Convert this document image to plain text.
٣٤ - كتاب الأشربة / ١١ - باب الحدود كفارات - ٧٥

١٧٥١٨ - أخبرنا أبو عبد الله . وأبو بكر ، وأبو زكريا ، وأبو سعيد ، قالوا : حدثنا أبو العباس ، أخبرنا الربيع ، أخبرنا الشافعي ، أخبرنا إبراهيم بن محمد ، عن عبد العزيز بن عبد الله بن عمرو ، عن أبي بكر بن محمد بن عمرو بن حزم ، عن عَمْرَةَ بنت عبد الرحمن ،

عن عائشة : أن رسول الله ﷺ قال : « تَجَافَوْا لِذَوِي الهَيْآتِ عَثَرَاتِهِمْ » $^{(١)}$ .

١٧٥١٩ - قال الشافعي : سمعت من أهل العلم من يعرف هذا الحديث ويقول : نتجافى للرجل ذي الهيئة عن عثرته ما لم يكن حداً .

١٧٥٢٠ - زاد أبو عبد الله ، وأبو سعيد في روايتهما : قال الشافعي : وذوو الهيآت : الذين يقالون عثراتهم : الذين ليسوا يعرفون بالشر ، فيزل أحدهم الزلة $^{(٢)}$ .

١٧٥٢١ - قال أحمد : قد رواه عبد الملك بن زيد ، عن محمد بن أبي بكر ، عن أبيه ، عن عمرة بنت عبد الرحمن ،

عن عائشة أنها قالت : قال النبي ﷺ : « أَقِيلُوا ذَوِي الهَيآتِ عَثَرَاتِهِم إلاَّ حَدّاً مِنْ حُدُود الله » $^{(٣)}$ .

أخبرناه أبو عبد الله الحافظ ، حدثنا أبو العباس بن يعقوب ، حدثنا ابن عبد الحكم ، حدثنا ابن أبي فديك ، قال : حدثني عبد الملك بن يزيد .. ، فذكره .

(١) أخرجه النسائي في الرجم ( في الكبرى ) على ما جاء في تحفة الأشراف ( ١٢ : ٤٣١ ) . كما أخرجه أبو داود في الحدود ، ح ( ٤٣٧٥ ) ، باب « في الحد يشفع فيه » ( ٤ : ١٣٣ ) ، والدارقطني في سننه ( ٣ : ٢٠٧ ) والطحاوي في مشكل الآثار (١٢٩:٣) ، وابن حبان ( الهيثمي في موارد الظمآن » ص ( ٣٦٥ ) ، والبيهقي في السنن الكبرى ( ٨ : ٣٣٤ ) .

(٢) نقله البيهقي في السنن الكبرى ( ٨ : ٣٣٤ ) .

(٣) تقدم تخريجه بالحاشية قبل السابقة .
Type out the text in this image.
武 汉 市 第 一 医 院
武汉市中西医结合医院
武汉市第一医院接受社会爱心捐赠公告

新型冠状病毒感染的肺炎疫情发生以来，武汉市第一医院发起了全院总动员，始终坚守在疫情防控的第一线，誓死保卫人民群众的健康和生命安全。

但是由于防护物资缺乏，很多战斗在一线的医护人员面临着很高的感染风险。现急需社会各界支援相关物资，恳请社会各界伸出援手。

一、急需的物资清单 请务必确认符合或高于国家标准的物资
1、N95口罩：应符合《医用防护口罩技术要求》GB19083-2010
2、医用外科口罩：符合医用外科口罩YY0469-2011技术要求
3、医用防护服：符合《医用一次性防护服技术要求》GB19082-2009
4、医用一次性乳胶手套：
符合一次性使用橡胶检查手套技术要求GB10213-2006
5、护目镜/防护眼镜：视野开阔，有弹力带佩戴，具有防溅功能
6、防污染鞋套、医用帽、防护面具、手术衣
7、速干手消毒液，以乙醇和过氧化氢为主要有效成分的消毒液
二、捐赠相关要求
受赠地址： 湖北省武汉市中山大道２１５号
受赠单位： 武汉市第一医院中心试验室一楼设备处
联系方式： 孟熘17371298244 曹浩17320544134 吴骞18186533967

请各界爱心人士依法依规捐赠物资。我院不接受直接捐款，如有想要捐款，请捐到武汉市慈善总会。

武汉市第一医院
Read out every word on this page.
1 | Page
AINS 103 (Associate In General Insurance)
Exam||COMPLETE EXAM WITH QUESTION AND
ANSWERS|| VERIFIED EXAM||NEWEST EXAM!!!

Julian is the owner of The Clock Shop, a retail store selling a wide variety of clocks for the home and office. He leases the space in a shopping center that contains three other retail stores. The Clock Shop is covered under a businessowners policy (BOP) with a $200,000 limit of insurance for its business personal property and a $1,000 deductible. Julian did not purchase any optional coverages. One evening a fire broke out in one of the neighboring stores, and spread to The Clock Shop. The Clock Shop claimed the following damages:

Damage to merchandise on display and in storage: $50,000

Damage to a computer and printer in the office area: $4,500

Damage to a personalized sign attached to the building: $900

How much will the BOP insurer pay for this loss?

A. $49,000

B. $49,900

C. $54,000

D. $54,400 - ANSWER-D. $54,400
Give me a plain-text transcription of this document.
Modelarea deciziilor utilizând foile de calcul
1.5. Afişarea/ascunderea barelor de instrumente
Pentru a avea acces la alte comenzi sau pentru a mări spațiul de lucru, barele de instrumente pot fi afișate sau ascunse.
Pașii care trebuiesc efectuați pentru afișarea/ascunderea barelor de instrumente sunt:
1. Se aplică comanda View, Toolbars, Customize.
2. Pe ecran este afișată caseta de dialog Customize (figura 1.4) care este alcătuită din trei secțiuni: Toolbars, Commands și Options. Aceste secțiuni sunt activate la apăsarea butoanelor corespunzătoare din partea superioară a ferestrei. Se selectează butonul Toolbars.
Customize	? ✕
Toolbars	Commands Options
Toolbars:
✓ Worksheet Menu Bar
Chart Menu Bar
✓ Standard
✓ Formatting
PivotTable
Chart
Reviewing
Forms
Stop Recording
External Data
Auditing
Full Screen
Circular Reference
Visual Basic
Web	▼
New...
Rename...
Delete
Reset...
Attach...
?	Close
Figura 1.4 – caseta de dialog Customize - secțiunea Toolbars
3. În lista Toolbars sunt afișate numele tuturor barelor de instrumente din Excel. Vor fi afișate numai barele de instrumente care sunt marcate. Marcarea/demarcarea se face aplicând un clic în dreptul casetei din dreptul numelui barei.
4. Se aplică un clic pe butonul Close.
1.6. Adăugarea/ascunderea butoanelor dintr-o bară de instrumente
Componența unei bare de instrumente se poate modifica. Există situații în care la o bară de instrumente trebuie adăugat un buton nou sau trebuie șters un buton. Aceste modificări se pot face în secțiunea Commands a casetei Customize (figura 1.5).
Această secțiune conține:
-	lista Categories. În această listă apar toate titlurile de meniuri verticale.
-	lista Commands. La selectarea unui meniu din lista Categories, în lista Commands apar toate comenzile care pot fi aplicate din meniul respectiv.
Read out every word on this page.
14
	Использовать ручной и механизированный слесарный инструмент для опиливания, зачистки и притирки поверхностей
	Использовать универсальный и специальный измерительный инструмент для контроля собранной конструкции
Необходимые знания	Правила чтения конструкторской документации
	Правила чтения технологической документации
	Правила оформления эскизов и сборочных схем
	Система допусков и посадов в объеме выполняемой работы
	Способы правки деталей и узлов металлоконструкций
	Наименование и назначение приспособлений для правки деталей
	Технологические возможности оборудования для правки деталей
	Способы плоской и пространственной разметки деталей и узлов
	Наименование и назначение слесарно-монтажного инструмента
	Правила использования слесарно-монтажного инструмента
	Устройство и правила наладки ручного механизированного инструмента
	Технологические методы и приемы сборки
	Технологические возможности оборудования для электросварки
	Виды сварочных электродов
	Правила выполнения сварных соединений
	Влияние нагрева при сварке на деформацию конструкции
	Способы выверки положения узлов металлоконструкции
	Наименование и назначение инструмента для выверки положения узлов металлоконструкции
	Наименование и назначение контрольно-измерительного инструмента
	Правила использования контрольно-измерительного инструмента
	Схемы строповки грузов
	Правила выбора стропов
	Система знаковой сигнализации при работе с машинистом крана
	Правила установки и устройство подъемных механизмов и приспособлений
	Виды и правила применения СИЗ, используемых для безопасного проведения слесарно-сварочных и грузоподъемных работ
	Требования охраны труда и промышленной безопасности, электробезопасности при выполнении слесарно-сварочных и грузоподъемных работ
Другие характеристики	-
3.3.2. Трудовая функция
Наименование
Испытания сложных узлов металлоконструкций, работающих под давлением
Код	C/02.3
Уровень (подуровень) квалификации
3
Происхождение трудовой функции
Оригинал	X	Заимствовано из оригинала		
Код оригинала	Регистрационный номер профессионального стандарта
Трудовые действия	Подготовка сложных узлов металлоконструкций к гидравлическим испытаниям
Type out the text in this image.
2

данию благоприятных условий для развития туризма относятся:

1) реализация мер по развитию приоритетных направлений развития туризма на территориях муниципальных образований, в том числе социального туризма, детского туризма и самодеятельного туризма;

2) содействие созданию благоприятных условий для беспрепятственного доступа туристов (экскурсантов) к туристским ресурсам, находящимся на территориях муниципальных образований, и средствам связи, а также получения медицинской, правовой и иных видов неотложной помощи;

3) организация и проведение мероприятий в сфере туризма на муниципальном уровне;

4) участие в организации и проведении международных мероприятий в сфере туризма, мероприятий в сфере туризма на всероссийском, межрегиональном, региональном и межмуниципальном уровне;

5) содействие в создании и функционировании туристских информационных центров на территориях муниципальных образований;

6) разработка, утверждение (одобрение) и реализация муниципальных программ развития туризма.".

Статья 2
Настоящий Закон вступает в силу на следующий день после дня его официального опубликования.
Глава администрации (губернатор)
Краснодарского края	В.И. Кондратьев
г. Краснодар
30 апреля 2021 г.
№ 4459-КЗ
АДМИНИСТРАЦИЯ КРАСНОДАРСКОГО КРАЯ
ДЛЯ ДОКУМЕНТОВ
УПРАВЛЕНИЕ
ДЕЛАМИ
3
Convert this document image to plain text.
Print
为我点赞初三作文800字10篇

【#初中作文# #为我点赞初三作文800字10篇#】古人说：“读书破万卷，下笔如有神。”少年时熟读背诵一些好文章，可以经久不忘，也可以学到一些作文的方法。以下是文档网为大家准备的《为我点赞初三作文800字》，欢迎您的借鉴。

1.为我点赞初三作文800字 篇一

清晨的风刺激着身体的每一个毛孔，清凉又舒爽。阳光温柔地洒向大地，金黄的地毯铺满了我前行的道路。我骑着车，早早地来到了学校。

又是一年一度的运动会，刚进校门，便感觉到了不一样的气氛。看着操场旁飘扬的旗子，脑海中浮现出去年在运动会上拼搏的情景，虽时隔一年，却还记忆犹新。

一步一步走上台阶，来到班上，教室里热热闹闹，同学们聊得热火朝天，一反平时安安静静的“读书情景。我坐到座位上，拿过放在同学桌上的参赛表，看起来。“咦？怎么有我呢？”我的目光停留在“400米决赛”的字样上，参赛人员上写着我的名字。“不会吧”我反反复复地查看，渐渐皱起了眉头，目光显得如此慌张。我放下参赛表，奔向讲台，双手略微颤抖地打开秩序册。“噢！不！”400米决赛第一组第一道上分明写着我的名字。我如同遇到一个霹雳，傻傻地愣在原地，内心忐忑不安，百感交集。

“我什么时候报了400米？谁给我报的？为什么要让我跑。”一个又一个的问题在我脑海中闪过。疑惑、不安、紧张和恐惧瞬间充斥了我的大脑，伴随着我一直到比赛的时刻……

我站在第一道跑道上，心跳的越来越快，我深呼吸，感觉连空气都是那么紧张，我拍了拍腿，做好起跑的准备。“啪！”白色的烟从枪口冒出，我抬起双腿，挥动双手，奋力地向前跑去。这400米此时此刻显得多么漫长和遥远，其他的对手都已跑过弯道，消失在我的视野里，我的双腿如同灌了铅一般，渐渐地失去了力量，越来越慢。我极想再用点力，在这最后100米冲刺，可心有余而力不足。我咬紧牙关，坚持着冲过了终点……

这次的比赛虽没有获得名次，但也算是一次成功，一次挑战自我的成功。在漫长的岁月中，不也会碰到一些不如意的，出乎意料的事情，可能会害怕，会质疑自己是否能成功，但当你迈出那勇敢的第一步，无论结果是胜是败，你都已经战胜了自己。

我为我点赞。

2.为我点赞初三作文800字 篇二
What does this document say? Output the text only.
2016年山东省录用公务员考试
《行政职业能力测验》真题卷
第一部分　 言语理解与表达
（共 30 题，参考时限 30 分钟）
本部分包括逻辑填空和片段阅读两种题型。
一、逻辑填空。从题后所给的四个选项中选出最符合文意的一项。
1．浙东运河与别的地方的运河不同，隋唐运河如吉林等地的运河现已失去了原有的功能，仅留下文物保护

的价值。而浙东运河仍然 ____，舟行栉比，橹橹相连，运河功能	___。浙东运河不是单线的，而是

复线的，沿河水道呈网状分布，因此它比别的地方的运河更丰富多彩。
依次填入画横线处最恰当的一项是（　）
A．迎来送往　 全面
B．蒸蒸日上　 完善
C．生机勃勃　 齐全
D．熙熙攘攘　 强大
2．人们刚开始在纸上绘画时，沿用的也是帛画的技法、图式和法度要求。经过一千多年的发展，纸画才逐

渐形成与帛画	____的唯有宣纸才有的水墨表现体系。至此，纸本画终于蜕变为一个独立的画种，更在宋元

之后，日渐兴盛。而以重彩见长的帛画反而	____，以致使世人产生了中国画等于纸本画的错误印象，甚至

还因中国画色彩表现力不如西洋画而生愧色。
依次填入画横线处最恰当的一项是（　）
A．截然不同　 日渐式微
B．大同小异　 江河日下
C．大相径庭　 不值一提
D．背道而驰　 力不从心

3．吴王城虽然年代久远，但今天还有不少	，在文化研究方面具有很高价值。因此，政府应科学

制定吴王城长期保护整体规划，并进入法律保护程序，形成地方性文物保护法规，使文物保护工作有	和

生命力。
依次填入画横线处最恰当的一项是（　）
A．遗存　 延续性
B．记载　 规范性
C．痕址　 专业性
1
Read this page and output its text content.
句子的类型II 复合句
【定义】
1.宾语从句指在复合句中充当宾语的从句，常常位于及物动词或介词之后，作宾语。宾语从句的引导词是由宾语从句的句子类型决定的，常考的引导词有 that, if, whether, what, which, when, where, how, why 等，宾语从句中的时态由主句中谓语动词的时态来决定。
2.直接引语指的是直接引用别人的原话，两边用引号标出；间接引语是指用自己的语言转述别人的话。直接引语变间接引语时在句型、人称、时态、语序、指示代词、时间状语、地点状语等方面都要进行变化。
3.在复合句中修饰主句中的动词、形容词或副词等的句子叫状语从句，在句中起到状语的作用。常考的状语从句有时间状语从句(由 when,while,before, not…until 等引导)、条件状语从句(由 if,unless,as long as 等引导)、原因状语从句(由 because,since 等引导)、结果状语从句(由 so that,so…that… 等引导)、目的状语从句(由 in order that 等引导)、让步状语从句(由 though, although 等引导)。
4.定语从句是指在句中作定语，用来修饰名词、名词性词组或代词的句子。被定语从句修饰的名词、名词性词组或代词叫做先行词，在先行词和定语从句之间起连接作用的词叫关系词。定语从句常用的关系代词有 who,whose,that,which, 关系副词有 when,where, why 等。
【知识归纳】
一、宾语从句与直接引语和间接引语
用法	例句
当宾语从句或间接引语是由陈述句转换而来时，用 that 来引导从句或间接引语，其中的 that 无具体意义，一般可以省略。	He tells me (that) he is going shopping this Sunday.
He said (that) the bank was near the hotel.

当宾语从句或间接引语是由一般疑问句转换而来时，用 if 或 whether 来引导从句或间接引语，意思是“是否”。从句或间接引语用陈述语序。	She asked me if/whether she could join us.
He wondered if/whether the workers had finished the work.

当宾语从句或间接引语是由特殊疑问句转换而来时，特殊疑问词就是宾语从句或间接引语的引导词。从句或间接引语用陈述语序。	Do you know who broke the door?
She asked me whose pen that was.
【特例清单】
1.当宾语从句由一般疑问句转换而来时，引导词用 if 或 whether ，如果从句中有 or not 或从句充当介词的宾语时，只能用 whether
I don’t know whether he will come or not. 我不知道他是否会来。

◆ ◆ ◆ ◆ ◆ ◆ ◆

What is required:
Report how many lines of the data contain the word "реализация", using the number alone.

Answer to this problem:
2